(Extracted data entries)
::::::::
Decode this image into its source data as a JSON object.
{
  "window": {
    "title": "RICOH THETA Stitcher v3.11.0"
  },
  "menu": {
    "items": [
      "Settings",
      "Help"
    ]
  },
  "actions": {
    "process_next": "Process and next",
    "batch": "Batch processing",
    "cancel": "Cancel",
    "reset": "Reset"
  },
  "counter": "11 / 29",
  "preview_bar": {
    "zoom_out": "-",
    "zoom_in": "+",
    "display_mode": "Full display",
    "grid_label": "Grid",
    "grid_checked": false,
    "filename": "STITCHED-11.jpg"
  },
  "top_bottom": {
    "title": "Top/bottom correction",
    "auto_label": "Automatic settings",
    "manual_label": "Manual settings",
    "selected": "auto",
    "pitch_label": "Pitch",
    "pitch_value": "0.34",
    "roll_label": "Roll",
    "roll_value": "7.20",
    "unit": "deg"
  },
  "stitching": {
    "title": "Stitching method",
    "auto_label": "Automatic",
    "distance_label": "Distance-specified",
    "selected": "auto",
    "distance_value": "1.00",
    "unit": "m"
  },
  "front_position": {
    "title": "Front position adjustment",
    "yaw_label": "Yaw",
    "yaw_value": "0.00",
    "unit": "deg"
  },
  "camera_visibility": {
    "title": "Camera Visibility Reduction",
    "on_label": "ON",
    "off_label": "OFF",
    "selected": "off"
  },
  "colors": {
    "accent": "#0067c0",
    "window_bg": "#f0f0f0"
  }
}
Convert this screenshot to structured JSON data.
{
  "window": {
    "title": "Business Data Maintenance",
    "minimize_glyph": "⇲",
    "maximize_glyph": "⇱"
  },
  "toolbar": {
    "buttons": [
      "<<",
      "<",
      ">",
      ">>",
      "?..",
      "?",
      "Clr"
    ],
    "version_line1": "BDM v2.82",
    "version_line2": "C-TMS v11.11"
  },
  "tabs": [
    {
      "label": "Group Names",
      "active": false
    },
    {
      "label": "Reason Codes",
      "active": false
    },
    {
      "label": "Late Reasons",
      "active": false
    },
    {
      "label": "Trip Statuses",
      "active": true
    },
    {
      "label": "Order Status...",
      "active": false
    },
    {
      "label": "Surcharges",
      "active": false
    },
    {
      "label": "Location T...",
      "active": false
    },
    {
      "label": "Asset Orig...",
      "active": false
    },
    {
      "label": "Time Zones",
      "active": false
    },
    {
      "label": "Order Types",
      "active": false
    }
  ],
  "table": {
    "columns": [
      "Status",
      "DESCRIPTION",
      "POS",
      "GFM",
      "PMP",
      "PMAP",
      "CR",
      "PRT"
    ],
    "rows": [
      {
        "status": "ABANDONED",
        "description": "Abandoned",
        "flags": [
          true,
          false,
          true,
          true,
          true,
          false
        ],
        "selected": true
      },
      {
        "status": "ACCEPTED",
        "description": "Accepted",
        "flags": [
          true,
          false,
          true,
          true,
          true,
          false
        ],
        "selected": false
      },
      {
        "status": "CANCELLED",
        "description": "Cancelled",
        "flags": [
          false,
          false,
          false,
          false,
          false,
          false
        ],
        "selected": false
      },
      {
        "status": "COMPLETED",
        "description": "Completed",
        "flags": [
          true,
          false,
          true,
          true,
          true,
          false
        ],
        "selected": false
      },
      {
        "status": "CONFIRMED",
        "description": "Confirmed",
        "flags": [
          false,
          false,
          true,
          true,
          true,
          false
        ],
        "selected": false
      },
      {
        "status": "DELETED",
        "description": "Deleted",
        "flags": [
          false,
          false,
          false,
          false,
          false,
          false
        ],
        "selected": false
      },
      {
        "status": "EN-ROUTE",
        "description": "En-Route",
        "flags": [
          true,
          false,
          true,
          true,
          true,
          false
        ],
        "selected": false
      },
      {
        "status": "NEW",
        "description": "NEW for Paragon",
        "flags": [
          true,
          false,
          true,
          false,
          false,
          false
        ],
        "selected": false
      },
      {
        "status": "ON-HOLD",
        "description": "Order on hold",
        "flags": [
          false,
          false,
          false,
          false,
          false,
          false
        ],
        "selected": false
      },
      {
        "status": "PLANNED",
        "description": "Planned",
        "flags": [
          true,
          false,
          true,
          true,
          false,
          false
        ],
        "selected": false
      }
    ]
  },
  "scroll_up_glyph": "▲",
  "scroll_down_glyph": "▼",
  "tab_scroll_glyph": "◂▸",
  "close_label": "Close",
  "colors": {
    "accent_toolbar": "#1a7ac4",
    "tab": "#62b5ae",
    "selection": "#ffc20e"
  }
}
::::::::
Exercise details | The entries above should be repeated exactly, every one of them.

Solution for this problem |
Decode this image into its source data as a JSON object.
{
  "window": {
    "title": "RICOH THETA Stitcher v3.11.0"
  },
  "menu": {
    "items": [
      "Settings",
      "Help"
    ]
  },
  "actions": {
    "process_next": "Process and next",
    "batch": "Batch processing",
    "cancel": "Cancel",
    "reset": "Reset"
  },
  "counter": "11 / 29",
  "preview_bar": {
    "zoom_out": "-",
    "zoom_in": "+",
    "display_mode": "Full display",
    "grid_label": "Grid",
    "grid_checked": false,
    "filename": "STITCHED-11.jpg"
  },
  "top_bottom": {
    "title": "Top/bottom correction",
    "auto_label": "Automatic settings",
    "manual_label": "Manual settings",
    "selected": "auto",
    "pitch_label": "Pitch",
    "pitch_value": "0.34",
    "roll_label": "Roll",
    "roll_value": "7.20",
    "unit": "deg"
  },
  "stitching": {
    "title": "Stitching method",
    "auto_label": "Automatic",
    "distance_label": "Distance-specified",
    "selected": "auto",
    "distance_value": "1.00",
    "unit": "m"
  },
  "front_position": {
    "title": "Front position adjustment",
    "yaw_label": "Yaw",
    "yaw_value": "0.00",
    "unit": "deg"
  },
  "camera_visibility": {
    "title": "Camera Visibility Reduction",
    "on_label": "ON",
    "off_label": "OFF",
    "selected": "off"
  },
  "colors": {
    "accent": "#0067c0",
    "window_bg": "#f0f0f0"
  }
}
Convert this screenshot to structured JSON data.
{
  "window": {
    "title": "Business Data Maintenance",
    "minimize_glyph": "⇲",
    "maximize_glyph": "⇱"
  },
  "toolbar": {
    "buttons": [
      "<<",
      "<",
      ">",
      ">>",
      "?..",
      "?",
      "Clr"
    ],
    "version_line1": "BDM v2.82",
    "version_line2": "C-TMS v11.11"
  },
  "tabs": [
    {
      "label": "Group Names",
      "active": false
    },
    {
      "label": "Reason Codes",
      "active": false
    },
    {
      "label": "Late Reasons",
      "active": false
    },
    {
      "label": "Trip Statuses",
      "active": true
    },
    {
      "label": "Order Status...",
      "active": false
    },
    {
      "label": "Surcharges",
      "active": false
    },
    {
      "label": "Location T...",
      "active": false
    },
    {
      "label": "Asset Orig...",
      "active": false
    },
    {
      "label": "Time Zones",
      "active": false
    },
    {
      "label": "Order Types",
      "active": false
    }
  ],
  "table": {
    "columns": [
      "Status",
      "DESCRIPTION",
      "POS",
      "GFM",
      "PMP",
      "PMAP",
      "CR",
      "PRT"
    ],
    "rows": [
      {
        "status": "ABANDONED",
        "description": "Abandoned",
        "flags": [
          true,
          false,
          true,
          true,
          true,
          false
        ],
        "selected": true
      },
      {
        "status": "ACCEPTED",
        "description": "Accepted",
        "flags": [
          true,
          false,
          true,
          true,
          true,
          false
        ],
        "selected": false
      },
      {
        "status": "CANCELLED",
        "description": "Cancelled",
        "flags": [
          false,
          false,
          false,
          false,
          false,
          false
        ],
        "selected": false
      },
      {
        "status": "COMPLETED",
        "description": "Completed",
        "flags": [
          true,
          false,
          true,
          true,
          true,
          false
        ],
        "selected": false
      },
      {
        "status": "CONFIRMED",
        "description": "Confirmed",
        "flags": [
          false,
          false,
          true,
          true,
          true,
          false
        ],
        "selected": false
      },
      {
        "status": "DELETED",
        "description": "Deleted",
        "flags": [
          false,
          false,
          false,
          false,
          false,
          false
        ],
        "selected": false
      },
      {
        "status": "EN-ROUTE",
        "description": "En-Route",
        "flags": [
          true,
          false,
          true,
          true,
          true,
          false
        ],
        "selected": false
      },
      {
        "status": "NEW",
        "description": "NEW for Paragon",
        "flags": [
          true,
          false,
          true,
          false,
          false,
          false
        ],
        "selected": false
      },
      {
        "status": "ON-HOLD",
        "description": "Order on hold",
        "flags": [
          false,
          false,
          false,
          false,
          false,
          false
        ],
        "selected": false
      },
      {
        "status": "PLANNED",
        "description": "Planned",
        "flags": [
          true,
          false,
          true,
          true,
          false,
          false
        ],
        "selected": false
      }
    ]
  },
  "scroll_up_glyph": "▲",
  "scroll_down_glyph": "▼",
  "tab_scroll_glyph": "◂▸",
  "close_label": "Close",
  "colors": {
    "accent_toolbar": "#1a7ac4",
    "tab": "#62b5ae",
    "selection": "#ffc20e"
  }
}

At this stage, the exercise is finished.